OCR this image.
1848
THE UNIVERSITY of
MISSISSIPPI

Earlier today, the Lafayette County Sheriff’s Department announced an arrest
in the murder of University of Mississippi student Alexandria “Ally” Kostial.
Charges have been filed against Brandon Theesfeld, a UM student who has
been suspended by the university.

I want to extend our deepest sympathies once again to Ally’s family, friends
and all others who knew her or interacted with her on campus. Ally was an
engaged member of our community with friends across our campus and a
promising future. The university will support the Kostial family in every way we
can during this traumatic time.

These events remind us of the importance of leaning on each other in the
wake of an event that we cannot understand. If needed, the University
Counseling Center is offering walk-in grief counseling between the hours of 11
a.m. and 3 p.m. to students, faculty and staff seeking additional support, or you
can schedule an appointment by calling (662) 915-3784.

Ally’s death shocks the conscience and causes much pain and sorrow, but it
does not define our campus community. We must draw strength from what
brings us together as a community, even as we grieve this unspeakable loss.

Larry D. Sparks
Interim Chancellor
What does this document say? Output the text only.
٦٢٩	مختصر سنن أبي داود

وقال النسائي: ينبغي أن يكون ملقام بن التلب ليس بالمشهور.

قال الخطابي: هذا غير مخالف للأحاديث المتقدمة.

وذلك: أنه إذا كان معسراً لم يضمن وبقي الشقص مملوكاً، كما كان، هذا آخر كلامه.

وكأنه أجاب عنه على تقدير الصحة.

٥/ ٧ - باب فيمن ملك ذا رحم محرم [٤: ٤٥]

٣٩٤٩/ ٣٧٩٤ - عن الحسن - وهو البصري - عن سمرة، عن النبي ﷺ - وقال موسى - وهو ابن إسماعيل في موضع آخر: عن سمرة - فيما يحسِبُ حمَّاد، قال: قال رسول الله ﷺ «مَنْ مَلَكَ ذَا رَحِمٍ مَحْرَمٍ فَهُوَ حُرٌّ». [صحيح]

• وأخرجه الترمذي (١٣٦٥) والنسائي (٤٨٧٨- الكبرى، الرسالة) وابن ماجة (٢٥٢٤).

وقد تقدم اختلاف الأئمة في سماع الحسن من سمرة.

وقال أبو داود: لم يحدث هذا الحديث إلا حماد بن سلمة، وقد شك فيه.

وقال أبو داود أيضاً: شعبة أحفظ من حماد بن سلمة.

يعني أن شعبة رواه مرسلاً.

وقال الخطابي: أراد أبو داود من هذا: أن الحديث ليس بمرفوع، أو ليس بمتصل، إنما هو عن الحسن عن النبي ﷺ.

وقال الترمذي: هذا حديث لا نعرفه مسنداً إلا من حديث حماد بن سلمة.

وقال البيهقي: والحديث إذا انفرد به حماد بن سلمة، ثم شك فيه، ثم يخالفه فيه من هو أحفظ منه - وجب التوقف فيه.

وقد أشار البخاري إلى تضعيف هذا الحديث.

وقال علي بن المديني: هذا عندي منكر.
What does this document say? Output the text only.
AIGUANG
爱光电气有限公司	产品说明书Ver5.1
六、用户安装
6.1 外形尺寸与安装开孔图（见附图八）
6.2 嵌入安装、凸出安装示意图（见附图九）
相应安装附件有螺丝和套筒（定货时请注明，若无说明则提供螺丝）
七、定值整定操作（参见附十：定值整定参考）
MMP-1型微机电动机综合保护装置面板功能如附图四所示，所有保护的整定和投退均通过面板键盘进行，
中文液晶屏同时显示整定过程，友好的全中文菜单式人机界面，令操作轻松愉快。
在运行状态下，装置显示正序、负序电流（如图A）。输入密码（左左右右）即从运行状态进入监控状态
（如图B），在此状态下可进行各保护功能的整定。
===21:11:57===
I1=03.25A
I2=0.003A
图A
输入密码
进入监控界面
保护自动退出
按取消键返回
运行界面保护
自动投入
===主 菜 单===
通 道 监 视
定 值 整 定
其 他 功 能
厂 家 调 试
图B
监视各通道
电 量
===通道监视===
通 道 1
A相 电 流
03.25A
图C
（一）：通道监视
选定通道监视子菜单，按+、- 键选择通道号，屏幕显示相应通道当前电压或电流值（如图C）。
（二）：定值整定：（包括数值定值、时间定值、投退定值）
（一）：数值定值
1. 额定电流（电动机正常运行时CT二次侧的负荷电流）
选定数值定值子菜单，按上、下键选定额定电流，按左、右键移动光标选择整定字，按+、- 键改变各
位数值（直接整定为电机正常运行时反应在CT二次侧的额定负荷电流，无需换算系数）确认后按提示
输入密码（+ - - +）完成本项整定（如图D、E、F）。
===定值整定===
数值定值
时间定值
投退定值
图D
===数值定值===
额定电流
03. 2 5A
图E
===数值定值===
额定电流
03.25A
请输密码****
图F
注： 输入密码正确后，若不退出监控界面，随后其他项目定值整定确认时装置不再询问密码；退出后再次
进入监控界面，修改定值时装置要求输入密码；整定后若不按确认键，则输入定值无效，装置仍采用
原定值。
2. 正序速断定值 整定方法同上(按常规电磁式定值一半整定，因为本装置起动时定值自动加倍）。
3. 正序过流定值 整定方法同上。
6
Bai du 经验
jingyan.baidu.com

PROBLEM DESCRIPTION: State how many lines in the entries above include the word "been"; reply with the number alone.

OUTPUT FOR THIS TASK: 2